▶ **Directions**
Copy out the entries below precisely; nothing is to be omitted.

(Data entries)

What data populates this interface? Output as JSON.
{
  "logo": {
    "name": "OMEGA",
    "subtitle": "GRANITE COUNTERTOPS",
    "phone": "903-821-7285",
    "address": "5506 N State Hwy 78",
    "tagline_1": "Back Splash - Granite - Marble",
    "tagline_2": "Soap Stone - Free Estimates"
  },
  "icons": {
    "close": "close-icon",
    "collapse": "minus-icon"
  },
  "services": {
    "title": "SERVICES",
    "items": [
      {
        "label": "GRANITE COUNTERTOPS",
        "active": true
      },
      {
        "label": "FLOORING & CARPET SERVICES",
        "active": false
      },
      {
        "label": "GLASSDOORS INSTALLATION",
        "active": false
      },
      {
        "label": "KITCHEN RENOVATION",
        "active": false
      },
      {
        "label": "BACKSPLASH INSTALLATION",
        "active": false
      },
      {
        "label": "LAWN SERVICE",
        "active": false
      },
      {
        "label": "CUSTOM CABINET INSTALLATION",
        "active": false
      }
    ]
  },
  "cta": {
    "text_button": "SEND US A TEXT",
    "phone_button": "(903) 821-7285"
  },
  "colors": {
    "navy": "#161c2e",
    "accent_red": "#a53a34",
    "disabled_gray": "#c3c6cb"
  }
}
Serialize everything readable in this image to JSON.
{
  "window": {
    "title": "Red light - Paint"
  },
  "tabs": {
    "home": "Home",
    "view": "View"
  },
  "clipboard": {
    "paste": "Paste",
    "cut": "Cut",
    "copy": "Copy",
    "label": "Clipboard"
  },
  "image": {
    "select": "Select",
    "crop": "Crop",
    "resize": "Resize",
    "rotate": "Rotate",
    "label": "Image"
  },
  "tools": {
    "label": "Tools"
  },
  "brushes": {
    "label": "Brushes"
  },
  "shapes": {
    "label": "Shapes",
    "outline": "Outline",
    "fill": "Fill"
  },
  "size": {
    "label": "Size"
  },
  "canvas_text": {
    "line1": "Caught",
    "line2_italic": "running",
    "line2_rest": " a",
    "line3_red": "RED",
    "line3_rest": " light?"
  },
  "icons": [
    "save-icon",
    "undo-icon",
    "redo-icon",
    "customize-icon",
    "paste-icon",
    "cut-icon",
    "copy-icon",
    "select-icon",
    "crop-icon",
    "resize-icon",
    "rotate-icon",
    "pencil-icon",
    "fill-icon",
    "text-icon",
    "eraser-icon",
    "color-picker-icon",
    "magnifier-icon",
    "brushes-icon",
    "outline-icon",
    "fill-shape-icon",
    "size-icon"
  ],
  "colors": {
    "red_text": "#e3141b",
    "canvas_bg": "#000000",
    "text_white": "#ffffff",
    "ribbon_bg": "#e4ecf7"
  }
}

▶ **Answer to this exercise**
What data populates this interface? Output as JSON.
{
  "logo": {
    "name": "OMEGA",
    "subtitle": "GRANITE COUNTERTOPS",
    "phone": "903-821-7285",
    "address": "5506 N State Hwy 78",
    "tagline_1": "Back Splash - Granite - Marble",
    "tagline_2": "Soap Stone - Free Estimates"
  },
  "icons": {
    "close": "close-icon",
    "collapse": "minus-icon"
  },
  "services": {
    "title": "SERVICES",
    "items": [
      {
        "label": "GRANITE COUNTERTOPS",
        "active": true
      },
      {
        "label": "FLOORING & CARPET SERVICES",
        "active": false
      },
      {
        "label": "GLASSDOORS INSTALLATION",
        "active": false
      },
      {
        "label": "KITCHEN RENOVATION",
        "active": false
      },
      {
        "label": "BACKSPLASH INSTALLATION",
        "active": false
      },
      {
        "label": "LAWN SERVICE",
        "active": false
      },
      {
        "label": "CUSTOM CABINET INSTALLATION",
        "active": false
      }
    ]
  },
  "cta": {
    "text_button": "SEND US A TEXT",
    "phone_button": "(903) 821-7285"
  },
  "colors": {
    "navy": "#161c2e",
    "accent_red": "#a53a34",
    "disabled_gray": "#c3c6cb"
  }
}
Serialize everything readable in this image to JSON.
{
  "window": {
    "title": "Red light - Paint"
  },
  "tabs": {
    "home": "Home",
    "view": "View"
  },
  "clipboard": {
    "paste": "Paste",
    "cut": "Cut",
    "copy": "Copy",
    "label": "Clipboard"
  },
  "image": {
    "select": "Select",
    "crop": "Crop",
    "resize": "Resize",
    "rotate": "Rotate",
    "label": "Image"
  },
  "tools": {
    "label": "Tools"
  },
  "brushes": {
    "label": "Brushes"
  },
  "shapes": {
    "label": "Shapes",
    "outline": "Outline",
    "fill": "Fill"
  },
  "size": {
    "label": "Size"
  },
  "canvas_text": {
    "line1": "Caught",
    "line2_italic": "running",
    "line2_rest": " a",
    "line3_red": "RED",
    "line3_rest": " light?"
  },
  "icons": [
    "save-icon",
    "undo-icon",
    "redo-icon",
    "customize-icon",
    "paste-icon",
    "cut-icon",
    "copy-icon",
    "select-icon",
    "crop-icon",
    "resize-icon",
    "rotate-icon",
    "pencil-icon",
    "fill-icon",
    "text-icon",
    "eraser-icon",
    "color-picker-icon",
    "magnifier-icon",
    "brushes-icon",
    "outline-icon",
    "fill-shape-icon",
    "size-icon"
  ],
  "colors": {
    "red_text": "#e3141b",
    "canvas_bg": "#000000",
    "text_white": "#ffffff",
    "ribbon_bg": "#e4ecf7"
  }
}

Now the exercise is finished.